Во вновь захваченных городах Олег, согласно летописи, оставляет своих «мужей», тем самым положив начало организации аппарата княжеского управления городами – центрами формирующихся областей – волостей[120].

Таким образом были объединены северное и южное предгосударственные образования. Количественное изменение – значительное увеличение территории – привело к качественному – возникновению государства. Восточнославянское государство во главе со скандинавской династией поставило под свой контроль балтийско-черноморский торговый маршрут, т.н. «путь из варяг в греки», а также северо-западную часть Великого Волжского пути.

Киев Олег делает столицей своего государства. «Се буди мати градомъ руським», - якобы заявил князь[121]. «Мати городов» - дословный перевод греческого понятия «метрополия», т.е. «столица». Именно Киев стал местом постоянной резиденции старейшего князя в роде Рюриковичей, приобрел особый статус политического, экономического и идеологического центра.

На новом уровне политического развития перед верховной властью стояли более серьёзные задачи. Их решение приводило к появлению новых явлений – государственного аппарата, системы налогообложения, письменно зафиксированного права. Изменился и характер внешней политики.

Деятельность Олега после овладения Киевом носит последовательный «государственный» характер: он строит укрепления («и нача городы ставити») и организует регулярное обложение уже подчиненных племен данью («и устави дань словеномъ, кривичемъ, и мери…»)[122]. В следующие годы Олег подчиняет древлян (883), северян (884) и радимичей (885), ранее плативших дань хазарам. Именно с древлянами – давними противниками полян, с которыми, возможно, воевали Аскольд и Дир – Олег «разбирается» в первую очередь. Неудачей завершилась попытка покорить уличей и тиверцев («а съ уличи и теверцы имяше рать»). Опорными пунктами новой власти на захваченной территории становятся поселения типа Шестовиц около будущего Чернигова в земле северян (возникло во второй половине IX в.) или более раннего поселения Тимерево (третья четверть IX в.), построенного в контактной зоне расселения словен, мери и веси. Для этих поселений характерны наличие скандинавского присутствия и то, что они располагались не на основных торговых путях, а во внутренних районах. Именно последнее обстоятельство позволяет предположить, что предназначались эти поселения для военно-административного контроля и управления подчиненной территории[123].

Записи =>
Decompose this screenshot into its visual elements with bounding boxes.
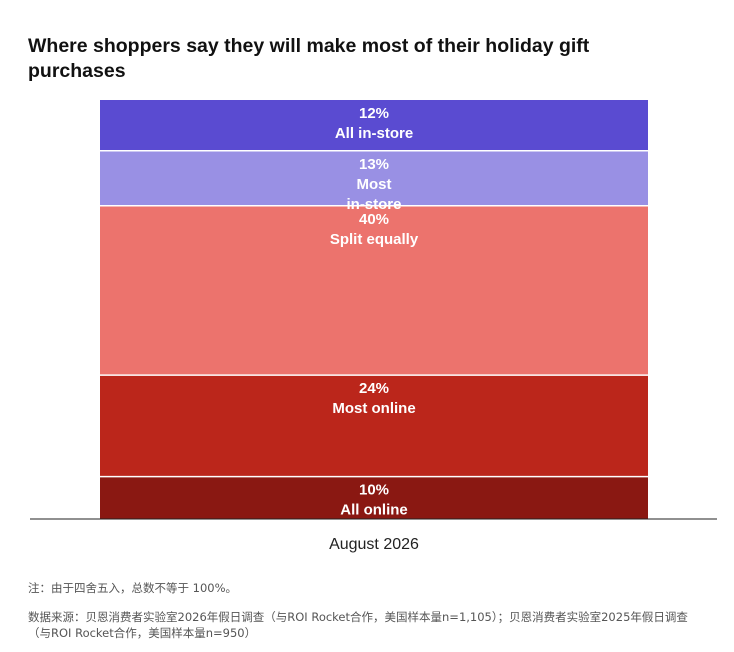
bar-segment-most-in-store [100,150,648,206]
source-note-line-2: （与ROI Rocket合作，美国样本量n=950） [28,626,257,640]
x-axis-ticks: August 2026 [329,536,419,553]
data-label-value: 12% [359,105,389,122]
bar-segments [100,100,648,519]
data-label-category: in-store [346,196,401,213]
data-label-category: All in-store [335,125,413,142]
rounding-note: 注：由于四舍五入，总数不等于 100%。 [28,581,238,595]
source-note-line-1: 数据来源：贝恩消费者实验室2026年假日调查（与ROI Rocket合作，美国样… [28,610,688,624]
data-label-value: 40% [359,211,389,228]
data-label-value: 10% [359,482,389,499]
data-label-value: 24% [359,380,389,397]
data-label-category: Most online [332,400,415,417]
bar-segment-most-online [100,375,648,477]
bar-segment-split-equally [100,205,648,376]
data-label-value: 13% [359,156,389,173]
data-label-category: All online [340,502,408,519]
data-label-category: Most [357,176,392,193]
bar-segment-all-online [100,476,648,519]
chart-title: Where shoppers say they will make most o… [28,35,590,82]
x-tick-label: August 2026 [329,536,419,553]
bar-segment-all-in-store [100,100,648,151]
data-label-category: Split equally [330,231,419,248]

Суть задания =>
(a) Какие племена подчинил Олег в 883–885 годах согласно фрагменту о князе Олеге?
(b) Напишите продолжение фрагмента о князе Олеге.
Записи для работы не понадобятся.

Ответы =>
(a) Древлян (883), северян (884) и радимичей (885).

(b)
Довольно продолжительное время летописец не мог ничего сообщить об Олеге. Только под 903 годом вспоминается Игорь, который, несмотря на возмужание, «слушаша его». В этом году Игорь женится на Ольге, приведенной «от Пьскова». И только в 907 г., согласно Повести временных лет, Олег совершает поход на Царьград. Безусловно, хронология событий правления первого правителя Древнерусского государства, представленная в Повести временных лет нельзя признавать достоверной. Возможно, даже неверна последовательность событий. Новгородская первая летопись помещает под 920 г. поход Игоря (sic!) «на Грекы», а в 922 г. идет на Царьград Олег[124]. Составители летописей жили на несколько поколений позже описываемых событий. Привязать те или иные события к датам летописцам помогали греческие хронографы, но внутренняя история восточнославянского общества была византийцам неизвестна. Как это ни странно, не оставило никакого следа в греческих источниках и нападение на Константинополь. Однако русские летописи, содержащие текст Повести временных лет, приводят основанные на грекоязычных протографах предварительный и основной русско-византийские договоры соответственно 907 и 912 гг. (исследователи считают более правильной дату 911 г.). Имея в своем распоряжении тексты договоров Олега с греками в описании обстоятельств, которые к ним привели летописец основывался на преданиях, сохранявшихся в среде древнерусской знати[125]. Заключению чрезвычайно выгодного для Руси договора должна была предшествовать какая-то успешная акция киевского князя.

Поход Олега на столицу Византии был предопределен общей ситуацией в Восточной Европе. Конфликт с Хазарией закрыл возможность купцам-русам пользоваться волжским путем, в итоге большее внимание было уделено «пути из варяг в греки». Чтобы выступать равноправным партнером с Византийской империей Русь должна была веско заявить о себе.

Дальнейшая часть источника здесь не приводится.